● **Problem description**:
Among these lines, how many include "نسبة"? Answer only with the number.
───
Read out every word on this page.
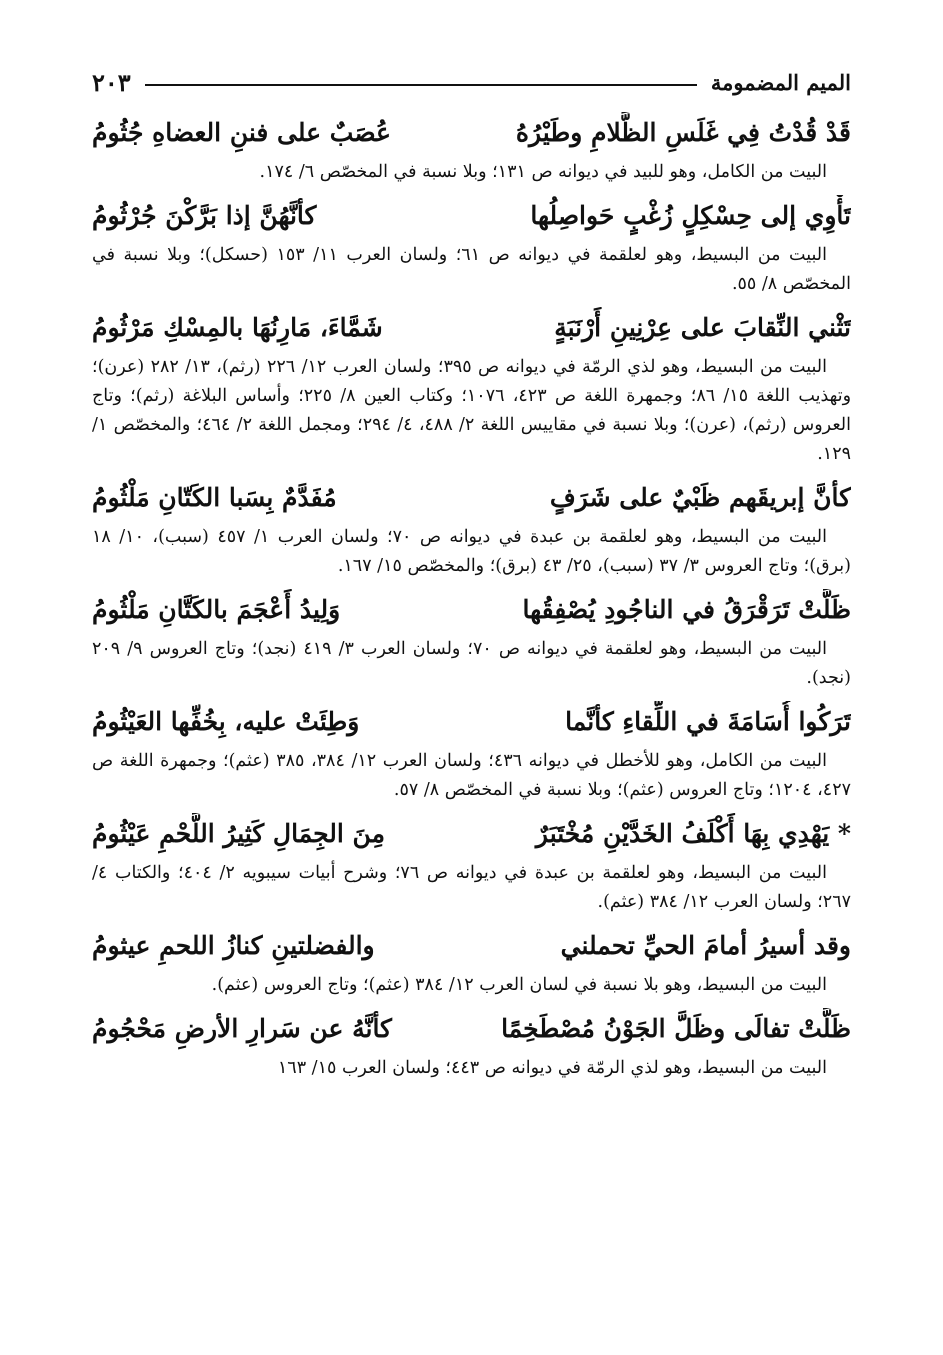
الميم المضمومة
٢٠٣
قَدْ قُدْتُ فِي غَلَسِ الظَّلامِ وطَيْرُهُ
عُصَبٌ على فننِ العضاهِ جُثُومُ
البيت من الكامل، وهو للبيد في ديوانه ص ١٣١؛ وبلا نسبة في المخصّص ٦/ ١٧٤.
تَأْوِي إلى حِسْكِلٍ زُغْبٍ حَواصِلُها
كأنَّهُنَّ إذا بَرَّكْنَ جُرْثُومُ
البيت من البسيط، وهو لعلقمة في ديوانه ص ٦١؛ ولسان العرب ١١/ ١٥٣ (حسكل)؛ وبلا نسبة في المخصّص ٨/ ٥٥.
تَثْني النِّقابَ على عِرْنِينِ أَرْنَبَةٍ
شَمَّاءَ، مَارِنُهَا بالمِسْكِ مَرْثُومُ
البيت من البسيط، وهو لذي الرمّة في ديوانه ص ٣٩٥؛ ولسان العرب ١٢/ ٢٢٦ (رثم)، ١٣/ ٢٨٢ (عرن)؛ وتهذيب اللغة ١٥/ ٨٦؛ وجمهرة اللغة ص ٤٢٣، ١٠٧٦؛ وكتاب العين ٨/ ٢٢٥؛ وأساس البلاغة (رثم)؛ وتاج العروس (رثم)، (عرن)؛ وبلا نسبة في مقاييس اللغة ٢/ ٤٨٨، ٤/ ٢٩٤؛ ومجمل اللغة ٢/ ٤٦٤؛ والمخصّص ١/ ١٢٩.
كأنَّ إبريقَهم ظَبْيٌ على شَرَفٍ
مُفَدَّمٌ بِسَبا الكَتّانِ مَلْثُومُ
البيت من البسيط، وهو لعلقمة بن عبدة في ديوانه ص ٧٠؛ ولسان العرب ١/ ٤٥٧ (سبب)، ١٠/ ١٨ (برق)؛ وتاج العروس ٣/ ٣٧ (سبب)، ٢٥/ ٤٣ (برق)؛ والمخصّص ١٥/ ١٦٧.
ظَلَّتْ تَرَقْرَقُ في الناجُودِ يُصْفِقُها
وَلِيدُ أَعْجَمَ بالكَتَّانِ مَلْثُومُ
البيت من البسيط، وهو لعلقمة في ديوانه ص ٧٠؛ ولسان العرب ٣/ ٤١٩ (نجد)؛ وتاج العروس ٩/ ٢٠٩ (نجد).
تَرَكُوا أُسَامَةَ في اللِّقاءِ كأنَّما
وَطِئَتْ عليه، بِخُفِّها العَيْثُومُ
البيت من الكامل، وهو للأخطل في ديوانه ٤٣٦؛ ولسان العرب ١٢/ ٣٨٤، ٣٨٥ (عثم)؛ وجمهرة اللغة ص ٤٢٧، ١٢٠٤؛ وتاج العروس (عثم)؛ وبلا نسبة في المخصّص ٨/ ٥٧.
* يَهْدِي بِهَا أَكْلَفُ الخَدَّيْنِ مُخْتَبَرٌ
مِنَ الجِمَالِ كَثِيرُ اللَّحْمِ عَيْثُومُ
البيت من البسيط، وهو لعلقمة بن عبدة في ديوانه ص ٧٦؛ وشرح أبيات سيبويه ٢/ ٤٠٤؛ والكتاب ٤/ ٢٦٧؛ ولسان العرب ١٢/ ٣٨٤ (عثم).
وقد أسيرُ أمامَ الحيِّ تحملني
والفضلتينِ كنازُ اللحمِ عيثومُ
البيت من البسيط، وهو بلا نسبة في لسان العرب ١٢/ ٣٨٤ (عثم)؛ وتاج العروس (عثم).
ظَلَّتْ تفالَى وظَلَّ الجَوْنُ مُصْطَخِمًا
كأنَّهُ عن سَرارِ الأرضِ مَحْجُومُ
البيت من البسيط، وهو لذي الرمّة في ديوانه ص ٤٤٣؛ ولسان العرب ١٥/ ١٦٣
───
● **Solution to this task**:
5